[Start of Given records]
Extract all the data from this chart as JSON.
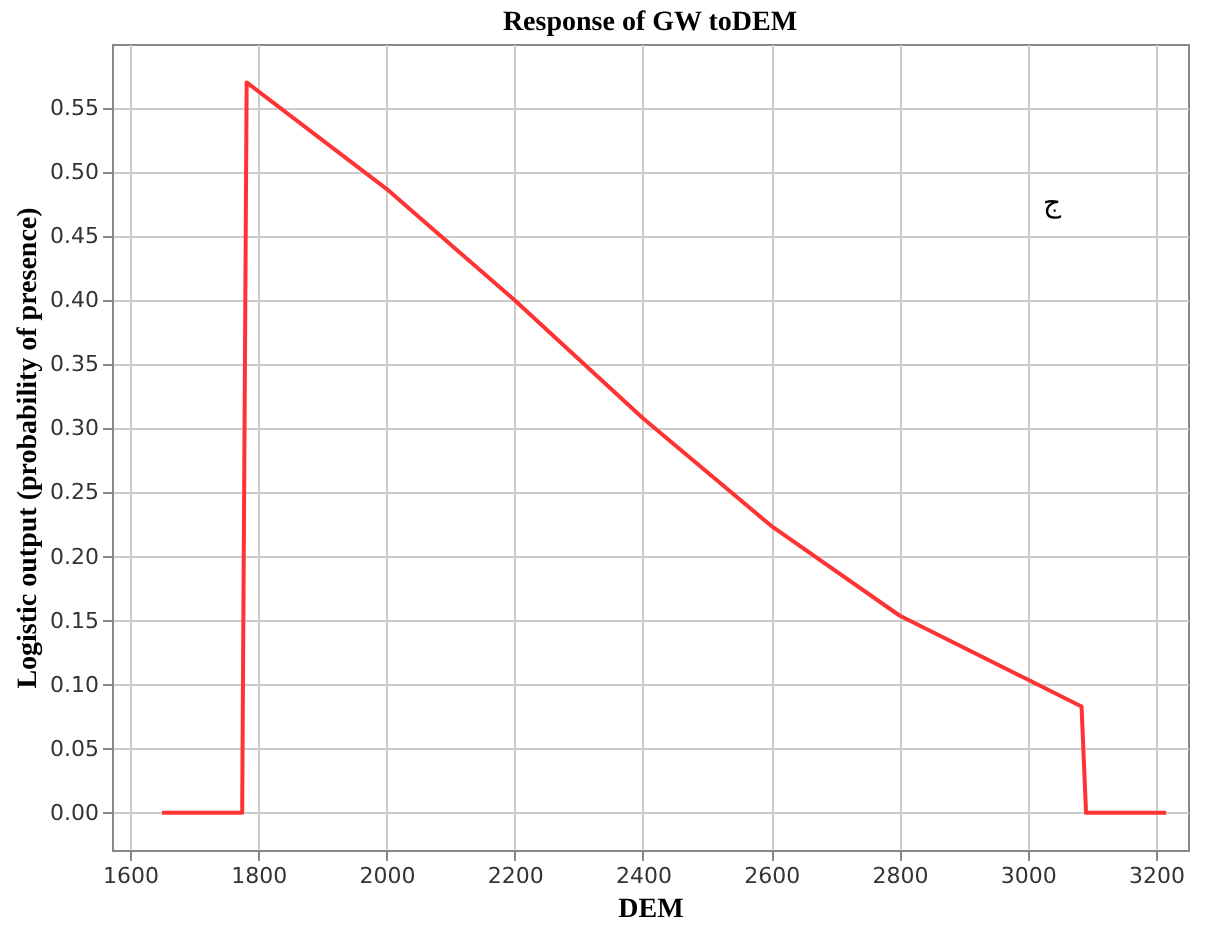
{
  "chart_data": {
    "type": "line",
    "title": "Response of GW toDEM",
    "xlabel": "DEM",
    "ylabel": "Logistic output (probability of presence)",
    "annotations": [
      "ج"
    ],
    "x": [
      1650,
      1775,
      1782,
      2000,
      2200,
      2400,
      2600,
      2800,
      3000,
      3084,
      3091,
      3216
    ],
    "series": [
      {
        "color": "#ff3333",
        "values": [
          0,
          0,
          0.57,
          0.487,
          0.4,
          0.308,
          0.224,
          0.154,
          0.104,
          0.083,
          0,
          0
        ]
      }
    ],
    "xlim": [
      1572,
      3250
    ],
    "ylim": [
      -0.029,
      0.6
    ],
    "xticks": [
      1600,
      1800,
      2000,
      2200,
      2400,
      2600,
      2800,
      3000,
      3200
    ],
    "yticks": [
      {
        "value": 0,
        "label": "0.00"
      },
      {
        "value": 0.05,
        "label": "0.05"
      },
      {
        "value": 0.1,
        "label": "0.10"
      },
      {
        "value": 0.15,
        "label": "0.15"
      },
      {
        "value": 0.2,
        "label": "0.20"
      },
      {
        "value": 0.25,
        "label": "0.25"
      },
      {
        "value": 0.3,
        "label": "0.30"
      },
      {
        "value": 0.35,
        "label": "0.35"
      },
      {
        "value": 0.4,
        "label": "0.40"
      },
      {
        "value": 0.45,
        "label": "0.45"
      },
      {
        "value": 0.5,
        "label": "0.50"
      },
      {
        "value": 0.55,
        "label": "0.55"
      }
    ],
    "grid": true,
    "marker": "none",
    "line_style": "solid"
  }
}
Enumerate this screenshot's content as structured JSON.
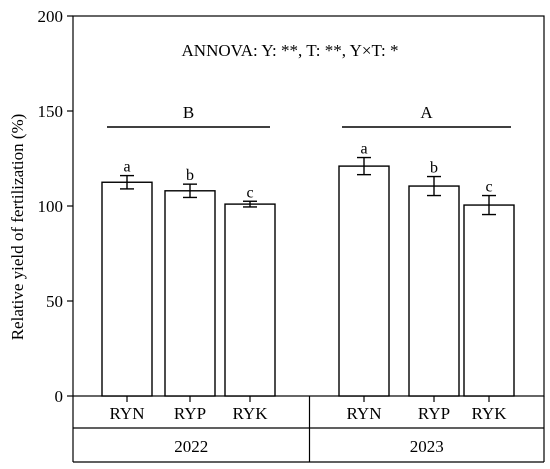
{
  "chart_data": {
    "type": "bar",
    "title": "",
    "xlabel": "",
    "ylabel": "Relative yield of fertilization (%)",
    "ylim": [
      0,
      200
    ],
    "yticks": [
      0,
      50,
      100,
      150,
      200
    ],
    "annotation": "ANNOVA: Y: **, T: **, Y×T: *",
    "groups": [
      {
        "year": "2022",
        "group_letter": "B",
        "categories": [
          "RYN",
          "RYP",
          "RYK"
        ],
        "values": [
          112.5,
          108.0,
          101.0
        ],
        "errors": [
          3.5,
          3.5,
          1.5
        ],
        "letters": [
          "a",
          "b",
          "c"
        ]
      },
      {
        "year": "2023",
        "group_letter": "A",
        "categories": [
          "RYN",
          "RYP",
          "RYK"
        ],
        "values": [
          121.0,
          110.5,
          100.5
        ],
        "errors": [
          4.5,
          5.0,
          5.0
        ],
        "letters": [
          "a",
          "b",
          "c"
        ]
      }
    ],
    "colors": {
      "bar_fill": "#ffffff",
      "stroke": "#000000"
    },
    "grid": false,
    "legend": "none"
  }
}
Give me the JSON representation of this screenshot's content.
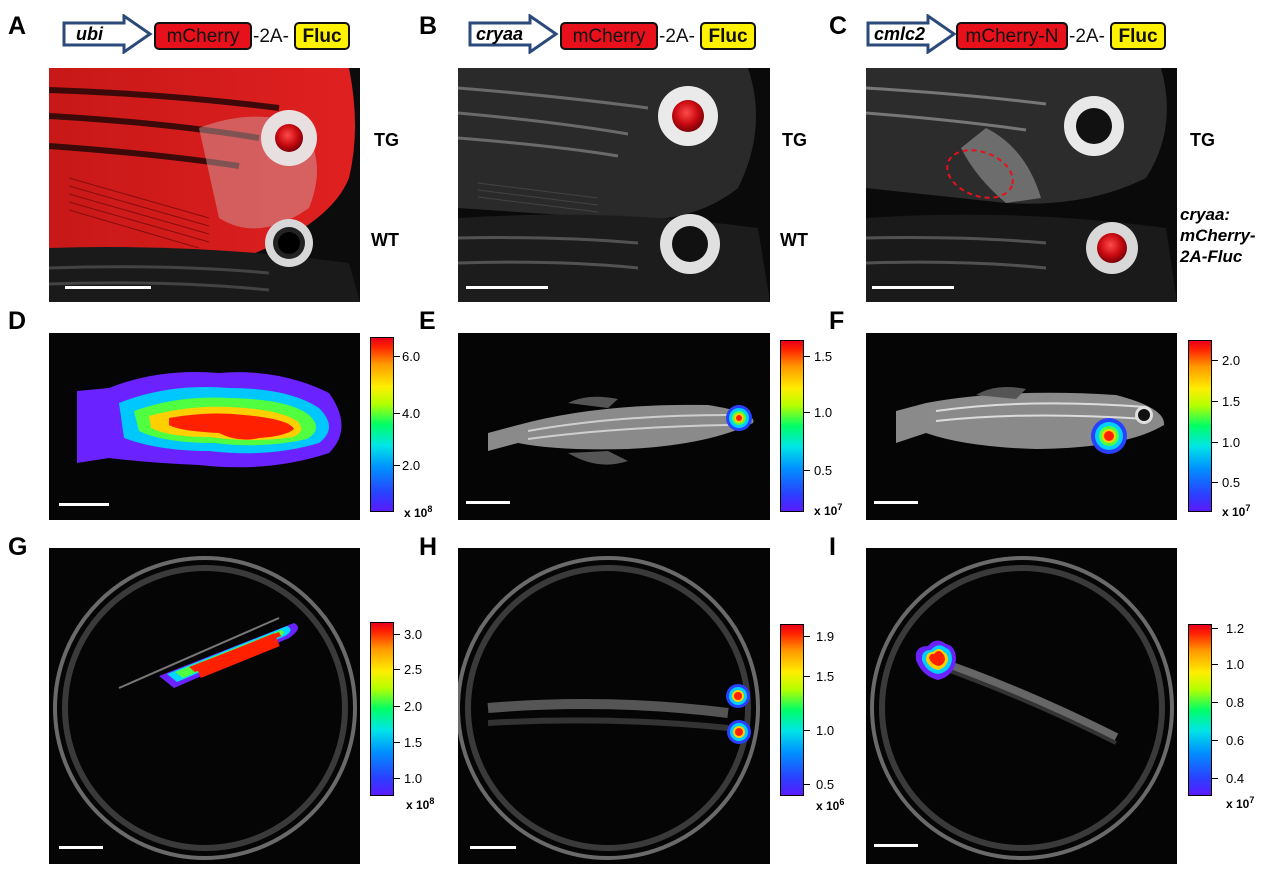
{
  "panels": {
    "A": "A",
    "B": "B",
    "C": "C",
    "D": "D",
    "E": "E",
    "F": "F",
    "G": "G",
    "H": "H",
    "I": "I"
  },
  "constructs": {
    "A": {
      "promoter": "ubi",
      "reporter": "mCherry",
      "linker": "-2A-",
      "luciferase": "Fluc"
    },
    "B": {
      "promoter": "cryaa",
      "reporter": "mCherry",
      "linker": "-2A-",
      "luciferase": "Fluc"
    },
    "C": {
      "promoter": "cmlc2",
      "reporter": "mCherry-N",
      "linker": "-2A-",
      "luciferase": "Fluc"
    }
  },
  "side_labels": {
    "A_top": "TG",
    "A_bottom": "WT",
    "B_top": "TG",
    "B_bottom": "WT",
    "C_top": "TG",
    "C_bottom_lines": [
      "cryaa:",
      "mCherry-",
      "2A-Fluc"
    ]
  },
  "colorbars": {
    "D": {
      "ticks": [
        "6.0",
        "4.0",
        "2.0"
      ],
      "unit_base": "x 10",
      "unit_exp": "8"
    },
    "E": {
      "ticks": [
        "1.5",
        "1.0",
        "0.5"
      ],
      "unit_base": "x 10",
      "unit_exp": "7"
    },
    "F": {
      "ticks": [
        "2.0",
        "1.5",
        "1.0",
        "0.5"
      ],
      "unit_base": "x 10",
      "unit_exp": "7"
    },
    "G": {
      "ticks": [
        "3.0",
        "2.5",
        "2.0",
        "1.5",
        "1.0"
      ],
      "unit_base": "x 10",
      "unit_exp": "8"
    },
    "H": {
      "ticks": [
        "1.9",
        "1.5",
        "1.0",
        "0.5"
      ],
      "unit_base": "x 10",
      "unit_exp": "6"
    },
    "I": {
      "ticks": [
        "1.2",
        "1.0",
        "0.8",
        "0.6",
        "0.4"
      ],
      "unit_base": "x 10",
      "unit_exp": "7"
    }
  },
  "colors": {
    "mcherry": "#e8101a",
    "fluc": "#fff200",
    "promoter_arrow": "#2b4a7a"
  }
}
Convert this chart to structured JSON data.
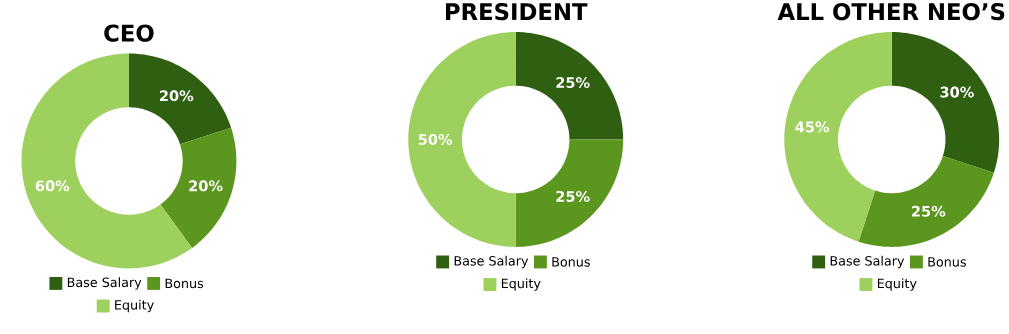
{
  "chart_data": [
    {
      "type": "donut",
      "title": "CEO",
      "categories": [
        "Base Salary",
        "Bonus",
        "Equity"
      ],
      "values": [
        20,
        20,
        60
      ],
      "value_labels": [
        "20%",
        "20%",
        "60%"
      ],
      "colors": [
        "#2f5f10",
        "#5b961f",
        "#9dd05c"
      ],
      "legend": "bottom"
    },
    {
      "type": "donut",
      "title": "PRESIDENT",
      "categories": [
        "Base Salary",
        "Bonus",
        "Equity"
      ],
      "values": [
        25,
        25,
        50
      ],
      "value_labels": [
        "25%",
        "25%",
        "50%"
      ],
      "colors": [
        "#2f5f10",
        "#5b961f",
        "#9dd05c"
      ],
      "legend": "bottom"
    },
    {
      "type": "donut",
      "title": "ALL OTHER NEO’S",
      "categories": [
        "Base Salary",
        "Bonus",
        "Equity"
      ],
      "values": [
        30,
        25,
        45
      ],
      "value_labels": [
        "30%",
        "25%",
        "45%"
      ],
      "colors": [
        "#2f5f10",
        "#5b961f",
        "#9dd05c"
      ],
      "legend": "bottom"
    }
  ]
}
[End of Given records]
Problem details:
Go through the material above and copy each line that has the word "screenshot".

Full answer:
Enumerate this screenshot's content as structured JSON.
Give me the JSON representation of this screenshot's content.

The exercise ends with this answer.